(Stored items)
——
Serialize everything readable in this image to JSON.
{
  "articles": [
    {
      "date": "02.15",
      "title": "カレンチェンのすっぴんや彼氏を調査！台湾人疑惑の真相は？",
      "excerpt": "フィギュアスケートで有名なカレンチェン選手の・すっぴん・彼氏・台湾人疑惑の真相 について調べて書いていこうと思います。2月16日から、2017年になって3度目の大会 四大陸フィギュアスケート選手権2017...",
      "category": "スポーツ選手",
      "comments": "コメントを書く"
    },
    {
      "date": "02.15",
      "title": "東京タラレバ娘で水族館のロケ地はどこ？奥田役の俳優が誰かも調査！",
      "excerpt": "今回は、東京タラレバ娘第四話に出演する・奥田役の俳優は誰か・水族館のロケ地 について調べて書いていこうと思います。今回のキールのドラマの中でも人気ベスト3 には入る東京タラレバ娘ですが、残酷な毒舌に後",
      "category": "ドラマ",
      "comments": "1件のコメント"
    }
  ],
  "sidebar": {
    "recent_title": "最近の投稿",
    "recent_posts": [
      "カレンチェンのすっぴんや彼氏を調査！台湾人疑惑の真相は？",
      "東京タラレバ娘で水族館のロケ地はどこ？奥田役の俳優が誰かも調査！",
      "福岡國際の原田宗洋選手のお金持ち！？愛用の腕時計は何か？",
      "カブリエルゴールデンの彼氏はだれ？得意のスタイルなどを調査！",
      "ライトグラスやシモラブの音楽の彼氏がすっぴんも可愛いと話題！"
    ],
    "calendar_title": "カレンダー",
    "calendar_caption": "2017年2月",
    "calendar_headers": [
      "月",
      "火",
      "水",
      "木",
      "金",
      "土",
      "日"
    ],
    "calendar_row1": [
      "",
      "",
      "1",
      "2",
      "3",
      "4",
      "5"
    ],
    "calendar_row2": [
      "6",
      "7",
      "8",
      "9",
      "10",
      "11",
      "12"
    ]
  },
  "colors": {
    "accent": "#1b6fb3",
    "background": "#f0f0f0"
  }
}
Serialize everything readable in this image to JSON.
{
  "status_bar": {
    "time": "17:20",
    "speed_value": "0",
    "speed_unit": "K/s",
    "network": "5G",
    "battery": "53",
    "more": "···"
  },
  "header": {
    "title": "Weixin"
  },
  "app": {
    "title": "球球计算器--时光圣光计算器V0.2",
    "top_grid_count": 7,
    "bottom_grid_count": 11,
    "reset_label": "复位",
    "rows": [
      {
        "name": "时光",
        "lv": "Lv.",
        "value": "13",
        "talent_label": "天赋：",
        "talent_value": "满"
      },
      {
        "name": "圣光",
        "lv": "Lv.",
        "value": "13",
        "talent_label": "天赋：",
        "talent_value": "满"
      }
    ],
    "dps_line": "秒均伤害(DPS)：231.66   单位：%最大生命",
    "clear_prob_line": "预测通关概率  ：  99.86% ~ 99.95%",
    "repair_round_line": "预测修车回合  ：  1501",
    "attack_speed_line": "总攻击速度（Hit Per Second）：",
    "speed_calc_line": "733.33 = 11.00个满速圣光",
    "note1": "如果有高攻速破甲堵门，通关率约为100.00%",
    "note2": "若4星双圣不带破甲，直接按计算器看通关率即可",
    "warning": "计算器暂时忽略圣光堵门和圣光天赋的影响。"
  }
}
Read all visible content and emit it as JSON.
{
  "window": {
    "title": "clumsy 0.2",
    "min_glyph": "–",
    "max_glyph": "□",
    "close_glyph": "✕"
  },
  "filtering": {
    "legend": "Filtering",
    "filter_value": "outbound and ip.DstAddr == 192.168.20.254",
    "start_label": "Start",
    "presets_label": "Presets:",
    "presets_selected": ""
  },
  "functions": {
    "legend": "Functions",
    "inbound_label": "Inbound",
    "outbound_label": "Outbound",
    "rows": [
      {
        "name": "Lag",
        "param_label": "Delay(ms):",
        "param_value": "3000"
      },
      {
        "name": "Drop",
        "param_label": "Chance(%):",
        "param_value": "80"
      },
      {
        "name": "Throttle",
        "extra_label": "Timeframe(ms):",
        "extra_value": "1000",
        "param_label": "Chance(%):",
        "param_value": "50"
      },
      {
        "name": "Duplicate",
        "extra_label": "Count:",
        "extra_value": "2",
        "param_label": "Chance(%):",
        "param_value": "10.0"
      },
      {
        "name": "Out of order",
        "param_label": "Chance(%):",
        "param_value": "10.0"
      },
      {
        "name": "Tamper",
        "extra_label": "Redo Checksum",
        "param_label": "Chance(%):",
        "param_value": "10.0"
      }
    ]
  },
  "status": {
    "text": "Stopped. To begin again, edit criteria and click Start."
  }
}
——
— Exercise aim —
Gather up every line from the listing above in which the word "name" occurs.

— The reply —
        "name": "时光",
        "name": "圣光",
        "name": "Lag",
        "name": "Drop",
        "name": "Throttle",
        "name": "Duplicate",
        "name": "Out of order",
        "name": "Tamper",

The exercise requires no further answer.